### Page

◆ ◆ ◆

Syukuro Manabe est un des pionniers de la modélisation physique du climat à l’aide des ordinateurs : C’est leur capacité de calcul qui permet de représenter les interactions entre les processus en jeu et donc de faire émerger, dans la simulation numérique, le comportement caractéristique du système climatique. Il y a plus de 50 ans, Manabe et ses collègues ont jeté les bases de la prédiction de la réponse du climat aux émissions de gaz à effet de serre. Comme nous le verrons dans la suite, ces travaux pionniers ont déjà permis de décrire les caractéristiques spatiales et temporelles essentielles du changement climatique en cours aujourd’hui.
Les travaux de Klaus Hasselmann ont permis de mieux appréhender la façon dont émerge une réponse du système climatique prédictible d’un comportement chaotique aux courtes échelles de temps. Son apport essentiel, dans ses travaux fondateurs d’il y a 40 ans, est d’avoir ouvert la voie vers la branche de la climatologie qui traite de la détection du changement climatique et de l’identification de ses causes, donc de son attribution aux causes humaines ou naturelles. Ses méthodes d’identification des « empreintes digitales » permettent aujourd’hui au GIEC de juger que le rôle dominant de la nature humaine dans le changement climatique observé depuis environ 150 ans est un fait scientifique prouvé.
Les contributions de Manabe et Hasselmann sont décrites tour à tour en un peu plus de détail dans les deux sections suivantes de cet article.
2. La modélisation physique du climat
Comme décrit plus en détail dans l’article sur les modèles de climat, la modélisation physique du climat repose essentiellement sur deux piliers.
Le premier pilier consiste en la représentation de la circulation atmosphérique, élargie plus tard à celle de la circulation océanique, typiquement à l’échelle de la centaine de kilomètres. Il s’agit de la solution des équations de la mécanique des fluides avec un pas de temps de quelques minutes. Les systèmes météorologiques majeurs dits « synoptiques » et leur évolution dans le temps, d’heure en heure, sont donc explicitement simulés. Avec l’avènement des premiers ordinateurs – et en réalité même avant par Richardson [1] – des travaux pionniers [2], [3] ont été effectués dès les années 1950 pour simuler l’écoulement atmosphérique. Souvent l’objectif à long terme visait la prévision numérique du temps plutôt que de modélisation du changement climatique, qui était à cette époque une question connue mais souvent perçue comme moins pressante (Lire : Penser le changement climatique (16e-21e siècles)).

◆ ◆ ◆

### Section des données
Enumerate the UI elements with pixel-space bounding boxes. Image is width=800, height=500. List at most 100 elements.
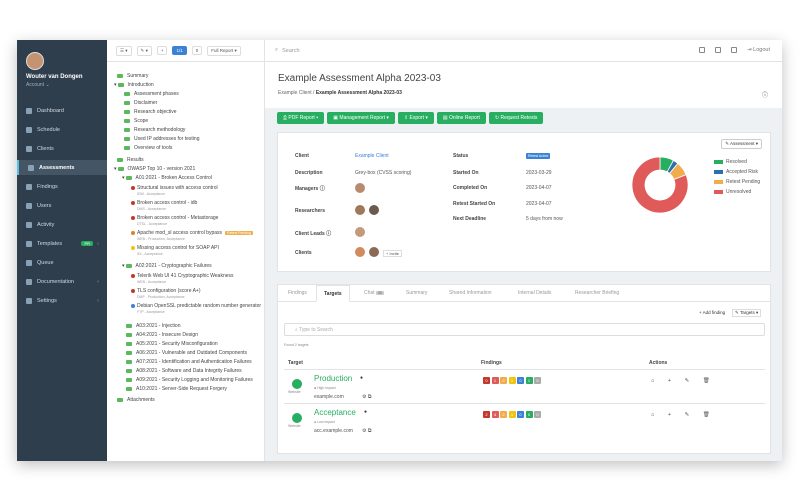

◆ ◆ ◆

### Travail à effectuer
a) Recopiez à l'identique le passage du texte sur la modélisation du climat qui débute par « 2. La modélisation » et se poursuit jusqu'à « sur deux piliers. ».
b) Prolongez le texte sur la modélisation du climat à la suite de sa dernière phrase.

### Résultats attendus
a)
2. La modélisation physique du climat
Comme décrit plus en détail dans l’article sur les modèles de climat, la modélisation physique du climat repose essentiellement sur deux piliers.

b)
Le deuxième pilier est la représentation d’un grand nombre d’autres processus physiques, et même chimiques et biogéochimiques dans les modèles plus récents. Communément appelé « la physique » dans le jargon des modélisateurs du climat, cet ensemble comprend notamment une représentation des processus liés aux différents types de rayonnement dans l’atmosphère. Les travaux de Syukuro Manabe se situent surtout dans le domaine de ce deuxième pilier « physique ». Sa contribution, notamment à la question de l’effet d’une augmentation de la concentration des gaz à effet de serre dans les années 1960, fut centrale pour le développement ultérieur de la discipline scientifique naissante.
Déjà à la fin du 19e siècle, Arrhenius [4] avait effectué des calculs basés sur les propriétés radiatives du CO2 pour répondre à la question de savoir quelle était l’augmentation de température moyenne globale à attendre lors d’un doublement de la concentration de ce gaz dans l’atmosphère – une grandeur qu’on appelle aujourd’hui la sensibilité climatique. Il avait évalué cette sensibilité à environ 5 à 6°C. (Lire : De la découverte de l’effet de serre au GIEC)
Mais c’est finalement Syukuro Manabe qui, dans une suite de trois articles [5], [6], [7] a réussi à quantifier cette sensibilité du climat à l’aide d’un modèle tridimensionnel de circulation atmosphérique.
Le premier travail mis en exergue par le Comité du Prix Nobel de Physique (2021), à savoir l’article de Manabe et Strickler (1964), consistait à mettre au point un modèle unidimensionnel de l’atmosphère (une colonne verticale, Figure 2), dans lequel le profil vertical de température était calculé en fonction des propriétés radiatives de gaz constituant l’atmosphère et de l’ajustement convectif humide [8].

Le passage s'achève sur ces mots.